- Instructions to follow:
Reproduce the confusion matrix code excerpt below word for word, from its opening instruction through its last line.

- Text block:
Make these utilities `no_grad`-safe and numerically safe (avoid division by zero).


In [None]:
@torch.no_grad()
def confusion_matrix_from_logits(
    logits: torch.Tensor,
    targets: torch.Tensor,
    n_classes: int,
) -> torch.Tensor:
    """
    Build a confusion matrix from model logits and integer targets.

    Args:
        logits: Tensor of shape [B, n_classes] containing unnormalized class scores.
        targets: Tensor of shape [B] containing ground-truth class indices in [0, n_classes-1].
        n_classes: Total number of classes.

    Returns:
        Confusion matrix - a tensor of shape [n_classes, n_classes] with dtype int64, where:
          - rows correspond to true classes
          - columns correspond to predicted classes
        Entry cm[i, j] is the number of samples with true class i predicted as class j.

    Notes:
        Runs under no-grad (evaluation utility). Computation is performed on CPU for counting.
    """
    preds = torch.argmax(logits, dim=1).view(-1).to("cpu")
    t = targets.view(-1).to("cpu")

    raise NotImplementedError # TODO: <your code here>

    return cm


def metrics_from_confusion_matrix(cm: torch.Tensor) -> dict[str, object]:
    """
    Compute classification metrics from a confusion matrix.

    Args:
        cm: Confusion matrix tensor of shape [n_classes, n_classes] with nonnegative counts,
            where rows are true classes and columns are predicted classes.

    Returns:
        Dictionary with:
          - "accuracy": float, overall accuracy (sum(diagonal) / sum(all))

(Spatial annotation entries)
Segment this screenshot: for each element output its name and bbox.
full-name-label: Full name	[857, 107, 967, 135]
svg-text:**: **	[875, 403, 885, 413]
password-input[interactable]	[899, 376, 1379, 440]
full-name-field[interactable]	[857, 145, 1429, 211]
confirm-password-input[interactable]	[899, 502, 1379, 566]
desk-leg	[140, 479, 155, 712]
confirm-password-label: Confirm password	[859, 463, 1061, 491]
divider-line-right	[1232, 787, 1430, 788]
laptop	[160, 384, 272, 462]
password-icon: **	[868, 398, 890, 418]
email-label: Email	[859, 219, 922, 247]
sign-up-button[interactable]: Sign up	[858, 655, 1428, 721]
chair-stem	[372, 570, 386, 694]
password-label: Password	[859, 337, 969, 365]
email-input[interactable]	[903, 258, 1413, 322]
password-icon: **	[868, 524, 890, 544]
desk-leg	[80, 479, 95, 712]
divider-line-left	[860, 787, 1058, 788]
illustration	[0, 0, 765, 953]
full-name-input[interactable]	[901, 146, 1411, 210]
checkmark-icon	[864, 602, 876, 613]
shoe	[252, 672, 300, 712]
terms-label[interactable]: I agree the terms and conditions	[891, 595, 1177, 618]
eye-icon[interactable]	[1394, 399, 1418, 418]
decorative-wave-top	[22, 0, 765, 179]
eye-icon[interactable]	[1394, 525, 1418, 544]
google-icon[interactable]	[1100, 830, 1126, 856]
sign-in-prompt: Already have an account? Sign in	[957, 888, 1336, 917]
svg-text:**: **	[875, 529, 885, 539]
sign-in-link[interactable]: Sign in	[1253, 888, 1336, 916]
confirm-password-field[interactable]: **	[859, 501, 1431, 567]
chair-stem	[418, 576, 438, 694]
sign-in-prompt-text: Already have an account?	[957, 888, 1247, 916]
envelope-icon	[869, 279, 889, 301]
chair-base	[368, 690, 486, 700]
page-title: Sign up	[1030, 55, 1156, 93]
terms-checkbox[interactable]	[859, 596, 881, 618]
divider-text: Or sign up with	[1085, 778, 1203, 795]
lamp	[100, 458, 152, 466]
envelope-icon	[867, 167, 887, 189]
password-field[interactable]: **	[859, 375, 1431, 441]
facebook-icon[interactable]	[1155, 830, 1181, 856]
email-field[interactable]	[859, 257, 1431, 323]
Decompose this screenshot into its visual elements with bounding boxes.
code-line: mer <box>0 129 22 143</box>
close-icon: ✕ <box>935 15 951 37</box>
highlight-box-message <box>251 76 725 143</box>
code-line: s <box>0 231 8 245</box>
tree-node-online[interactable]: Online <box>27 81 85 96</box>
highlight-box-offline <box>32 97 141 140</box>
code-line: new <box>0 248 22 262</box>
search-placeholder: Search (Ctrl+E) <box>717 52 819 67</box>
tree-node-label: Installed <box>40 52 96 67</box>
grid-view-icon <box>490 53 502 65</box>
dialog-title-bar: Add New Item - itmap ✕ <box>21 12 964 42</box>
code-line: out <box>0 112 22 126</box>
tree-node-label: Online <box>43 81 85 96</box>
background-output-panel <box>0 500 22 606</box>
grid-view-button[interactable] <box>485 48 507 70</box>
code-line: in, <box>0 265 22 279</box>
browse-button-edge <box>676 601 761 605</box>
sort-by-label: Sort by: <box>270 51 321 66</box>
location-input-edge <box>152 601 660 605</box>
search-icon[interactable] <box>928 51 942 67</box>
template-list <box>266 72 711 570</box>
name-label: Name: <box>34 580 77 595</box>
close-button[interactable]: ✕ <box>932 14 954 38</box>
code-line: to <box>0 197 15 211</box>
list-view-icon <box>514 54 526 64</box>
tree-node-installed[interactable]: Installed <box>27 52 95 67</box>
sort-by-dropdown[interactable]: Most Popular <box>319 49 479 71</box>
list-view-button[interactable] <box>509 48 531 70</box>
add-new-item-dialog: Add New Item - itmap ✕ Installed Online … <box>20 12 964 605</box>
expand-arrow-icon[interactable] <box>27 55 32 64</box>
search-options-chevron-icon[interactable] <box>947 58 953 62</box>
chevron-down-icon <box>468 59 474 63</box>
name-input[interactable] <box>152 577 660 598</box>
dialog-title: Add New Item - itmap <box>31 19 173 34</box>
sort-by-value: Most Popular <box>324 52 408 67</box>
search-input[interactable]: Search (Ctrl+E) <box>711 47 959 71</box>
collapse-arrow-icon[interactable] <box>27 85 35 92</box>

- Expected answer:
Make these utilities `no_grad`-safe and numerically safe (avoid division by zero).


In [None]:
@torch.no_grad()
def confusion_matrix_from_logits(
    logits: torch.Tensor,
    targets: torch.Tensor,
    n_classes: int,
) -> torch.Tensor:
    """
    Build a confusion matrix from model logits and integer targets.

    Args:
        logits: Tensor of shape [B, n_classes] containing unnormalized class scores.
        targets: Tensor of shape [B] containing ground-truth class indices in [0, n_classes-1].
        n_classes: Total number of classes.

    Returns:
        Confusion matrix - a tensor of shape [n_classes, n_classes] with dtype int64, where:
          - rows correspond to true classes
          - columns correspond to predicted classes
        Entry cm[i, j] is the number of samples with true class i predicted as class j.

    Notes:
        Runs under no-grad (evaluation utility). Computation is performed on CPU for counting.
    """
    preds = torch.argmax(logits, dim=1).view(-1).to("cpu")
    t = targets.view(-1).to("cpu")

    raise NotImplementedError # TODO: <your code here>

    return cm


def metrics_from_confusion_matrix(cm: torch.Tensor) -> dict[str, object]:
    """
    Compute classification metrics from a confusion matrix.

    Args:
        cm: Confusion matrix tensor of shape [n_classes, n_classes] with nonnegative counts,
            where rows are true classes and columns are predicted classes.

    Returns:
        Dictionary with:
          - "accuracy": float, overall accuracy (sum(diagonal) / sum(all))